Differential role of plasma proteins between humans and common animal models on the adhesion efficiency of VTCs
Katawut Namdee, Peter J. Onyskiw, Daniel J. Sobczynski, Omolola Eniola-Adefeso
Vascular-targeted drug carrier (VTC) interaction with plasma has been recognized as a critical factor in determining its targeted adhesion efficiency in vitro. However, the differential role of plasma proteins between humans and common animal models on the adhesion efficiency of VTCs in vitro has yet to be investigated. In this study, a parallel-plate flow chamber (PPFC) assay is used to directly measure the binding efficiency of VTCs in rabbit, porcine, mouse, and human blood flow and for all particles tested, adhesion was observed to be drastically reduced in porcine blood/plasma flows relative to PBS buffer control. However, relative adhesion between mouse blood and buffer was increased/maintained for all nanoparticles. The use of non-fouling poly(ethylene)-glycol (PEG) coating at ultra-high density was able to practically eliminate the impact of plasma proteins on the adhesion of microparticles, but not nanoparticles. Overall, our results suggest that porcine models, as opposed to the murine models, better model the performance of VTCs in terms of their vascular wall adhesion and thus can serve as a better model for predicting the in vivo functionality of drug carriers in the clinic. These considerations hold great importance for the design of various pharmaceutical products, and likely will lead to more efficient and reliable drug delivery systems.

■ Extracted data
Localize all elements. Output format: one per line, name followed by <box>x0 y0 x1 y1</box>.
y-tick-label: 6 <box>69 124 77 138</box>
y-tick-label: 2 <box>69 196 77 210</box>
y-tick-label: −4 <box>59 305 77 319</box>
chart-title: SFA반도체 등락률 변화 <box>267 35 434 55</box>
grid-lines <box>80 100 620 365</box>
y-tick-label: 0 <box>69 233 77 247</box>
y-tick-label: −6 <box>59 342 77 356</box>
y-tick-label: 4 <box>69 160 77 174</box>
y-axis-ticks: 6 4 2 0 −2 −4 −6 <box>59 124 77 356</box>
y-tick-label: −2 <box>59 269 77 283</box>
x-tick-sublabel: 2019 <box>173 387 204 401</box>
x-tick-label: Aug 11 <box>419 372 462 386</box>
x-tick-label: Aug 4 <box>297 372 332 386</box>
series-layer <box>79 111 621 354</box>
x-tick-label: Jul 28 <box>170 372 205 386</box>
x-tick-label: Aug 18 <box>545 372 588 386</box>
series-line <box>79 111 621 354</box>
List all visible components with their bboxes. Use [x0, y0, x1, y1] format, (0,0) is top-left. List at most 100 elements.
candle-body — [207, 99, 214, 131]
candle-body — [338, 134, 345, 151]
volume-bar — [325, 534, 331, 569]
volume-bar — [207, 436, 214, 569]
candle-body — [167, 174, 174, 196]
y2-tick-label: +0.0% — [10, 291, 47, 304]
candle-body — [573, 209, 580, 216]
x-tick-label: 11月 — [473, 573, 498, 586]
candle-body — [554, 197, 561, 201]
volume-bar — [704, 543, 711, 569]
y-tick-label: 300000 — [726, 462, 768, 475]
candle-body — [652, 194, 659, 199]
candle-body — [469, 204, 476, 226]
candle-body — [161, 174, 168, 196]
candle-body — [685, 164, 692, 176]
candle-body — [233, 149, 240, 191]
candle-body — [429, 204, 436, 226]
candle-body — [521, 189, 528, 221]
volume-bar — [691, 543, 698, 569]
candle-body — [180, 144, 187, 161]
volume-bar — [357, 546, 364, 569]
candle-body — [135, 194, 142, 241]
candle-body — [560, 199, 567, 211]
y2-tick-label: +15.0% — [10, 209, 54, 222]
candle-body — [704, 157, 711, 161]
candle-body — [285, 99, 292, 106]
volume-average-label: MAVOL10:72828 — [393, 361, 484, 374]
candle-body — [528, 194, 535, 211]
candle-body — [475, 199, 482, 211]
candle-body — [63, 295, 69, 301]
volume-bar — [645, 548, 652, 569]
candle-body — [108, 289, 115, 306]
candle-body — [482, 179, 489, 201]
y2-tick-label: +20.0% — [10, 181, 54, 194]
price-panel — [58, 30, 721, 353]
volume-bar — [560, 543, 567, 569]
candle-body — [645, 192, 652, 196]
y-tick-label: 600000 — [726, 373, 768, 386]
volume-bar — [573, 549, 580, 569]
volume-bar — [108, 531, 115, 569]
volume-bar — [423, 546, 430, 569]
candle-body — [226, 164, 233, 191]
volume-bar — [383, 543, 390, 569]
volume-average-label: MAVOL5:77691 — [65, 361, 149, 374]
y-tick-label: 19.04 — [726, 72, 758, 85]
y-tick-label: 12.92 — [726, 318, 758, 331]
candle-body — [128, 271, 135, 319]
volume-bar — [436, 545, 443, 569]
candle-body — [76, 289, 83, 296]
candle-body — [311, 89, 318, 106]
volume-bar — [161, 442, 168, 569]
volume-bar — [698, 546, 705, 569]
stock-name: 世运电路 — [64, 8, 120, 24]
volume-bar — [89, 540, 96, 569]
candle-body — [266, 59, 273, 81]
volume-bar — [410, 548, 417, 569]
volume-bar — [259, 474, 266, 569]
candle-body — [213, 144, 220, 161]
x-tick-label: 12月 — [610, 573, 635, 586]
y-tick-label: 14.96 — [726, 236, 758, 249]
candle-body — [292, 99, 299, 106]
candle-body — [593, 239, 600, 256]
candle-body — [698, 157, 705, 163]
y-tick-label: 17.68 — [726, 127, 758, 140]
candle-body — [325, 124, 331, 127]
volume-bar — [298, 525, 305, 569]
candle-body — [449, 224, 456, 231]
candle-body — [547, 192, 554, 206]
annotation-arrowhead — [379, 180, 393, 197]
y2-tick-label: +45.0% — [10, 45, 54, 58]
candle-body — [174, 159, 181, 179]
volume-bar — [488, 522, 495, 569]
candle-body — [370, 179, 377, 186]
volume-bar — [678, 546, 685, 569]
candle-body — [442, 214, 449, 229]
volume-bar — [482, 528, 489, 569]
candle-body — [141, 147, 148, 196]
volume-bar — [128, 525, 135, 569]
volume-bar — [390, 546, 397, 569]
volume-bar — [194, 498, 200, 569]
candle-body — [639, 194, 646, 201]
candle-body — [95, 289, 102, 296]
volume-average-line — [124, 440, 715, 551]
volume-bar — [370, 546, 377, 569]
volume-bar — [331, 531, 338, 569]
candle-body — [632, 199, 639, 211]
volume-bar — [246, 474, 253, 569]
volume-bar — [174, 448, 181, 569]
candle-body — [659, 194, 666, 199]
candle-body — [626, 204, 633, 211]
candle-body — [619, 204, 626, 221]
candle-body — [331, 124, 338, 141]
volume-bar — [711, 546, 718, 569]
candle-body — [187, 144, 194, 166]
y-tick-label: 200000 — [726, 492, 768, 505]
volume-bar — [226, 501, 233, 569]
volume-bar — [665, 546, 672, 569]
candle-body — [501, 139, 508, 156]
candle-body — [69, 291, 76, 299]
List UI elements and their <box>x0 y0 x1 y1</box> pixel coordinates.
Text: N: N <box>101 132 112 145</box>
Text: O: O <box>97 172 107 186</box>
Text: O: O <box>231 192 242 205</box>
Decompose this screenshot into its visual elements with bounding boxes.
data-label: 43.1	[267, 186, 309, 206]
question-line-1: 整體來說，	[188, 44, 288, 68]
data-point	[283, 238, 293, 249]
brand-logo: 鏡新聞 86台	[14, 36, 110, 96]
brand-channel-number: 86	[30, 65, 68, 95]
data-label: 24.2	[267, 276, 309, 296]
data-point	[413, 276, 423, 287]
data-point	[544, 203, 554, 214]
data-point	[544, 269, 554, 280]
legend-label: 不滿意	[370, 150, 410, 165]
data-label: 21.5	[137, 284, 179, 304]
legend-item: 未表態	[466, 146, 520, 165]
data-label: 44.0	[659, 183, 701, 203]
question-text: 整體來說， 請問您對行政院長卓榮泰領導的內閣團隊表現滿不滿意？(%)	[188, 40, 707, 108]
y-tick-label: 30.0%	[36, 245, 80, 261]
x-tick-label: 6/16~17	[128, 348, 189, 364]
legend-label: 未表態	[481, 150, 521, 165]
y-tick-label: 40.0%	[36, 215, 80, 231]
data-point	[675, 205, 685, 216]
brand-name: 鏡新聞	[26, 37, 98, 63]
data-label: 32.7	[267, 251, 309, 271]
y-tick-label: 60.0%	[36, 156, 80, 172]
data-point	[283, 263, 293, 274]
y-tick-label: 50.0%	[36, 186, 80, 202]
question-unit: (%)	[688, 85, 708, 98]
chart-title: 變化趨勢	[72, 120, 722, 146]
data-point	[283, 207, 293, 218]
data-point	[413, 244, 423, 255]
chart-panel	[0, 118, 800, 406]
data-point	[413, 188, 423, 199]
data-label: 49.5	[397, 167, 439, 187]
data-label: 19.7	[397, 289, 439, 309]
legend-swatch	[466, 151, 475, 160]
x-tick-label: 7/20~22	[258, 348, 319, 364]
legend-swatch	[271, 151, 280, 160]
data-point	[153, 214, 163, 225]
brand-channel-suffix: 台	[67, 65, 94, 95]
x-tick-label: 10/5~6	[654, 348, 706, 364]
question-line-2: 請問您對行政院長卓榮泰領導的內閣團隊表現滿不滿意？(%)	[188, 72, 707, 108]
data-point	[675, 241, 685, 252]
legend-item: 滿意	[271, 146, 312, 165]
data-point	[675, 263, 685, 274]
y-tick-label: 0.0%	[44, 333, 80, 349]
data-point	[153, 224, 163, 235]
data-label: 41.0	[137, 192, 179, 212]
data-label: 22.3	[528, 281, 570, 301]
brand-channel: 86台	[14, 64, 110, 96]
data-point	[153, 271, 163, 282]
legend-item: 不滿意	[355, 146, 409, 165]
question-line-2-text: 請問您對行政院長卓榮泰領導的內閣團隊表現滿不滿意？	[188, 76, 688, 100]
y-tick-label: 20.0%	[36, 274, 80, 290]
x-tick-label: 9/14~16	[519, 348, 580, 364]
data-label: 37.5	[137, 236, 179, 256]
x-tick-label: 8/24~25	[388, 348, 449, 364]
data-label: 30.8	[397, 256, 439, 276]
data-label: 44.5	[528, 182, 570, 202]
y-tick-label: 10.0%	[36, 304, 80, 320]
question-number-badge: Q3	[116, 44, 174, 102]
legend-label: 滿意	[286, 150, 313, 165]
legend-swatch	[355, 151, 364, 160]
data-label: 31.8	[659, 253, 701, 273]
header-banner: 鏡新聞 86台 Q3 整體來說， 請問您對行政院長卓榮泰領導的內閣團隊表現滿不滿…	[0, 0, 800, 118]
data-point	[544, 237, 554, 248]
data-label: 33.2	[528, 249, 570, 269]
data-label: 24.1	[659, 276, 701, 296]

■ Exercise details
In the abstract on vascular-targeted drug carriers, what assay measures how efficiently the carriers bind in blood flow?

■ Worked solution
A parallel-plate flow chamber (PPFC) assay.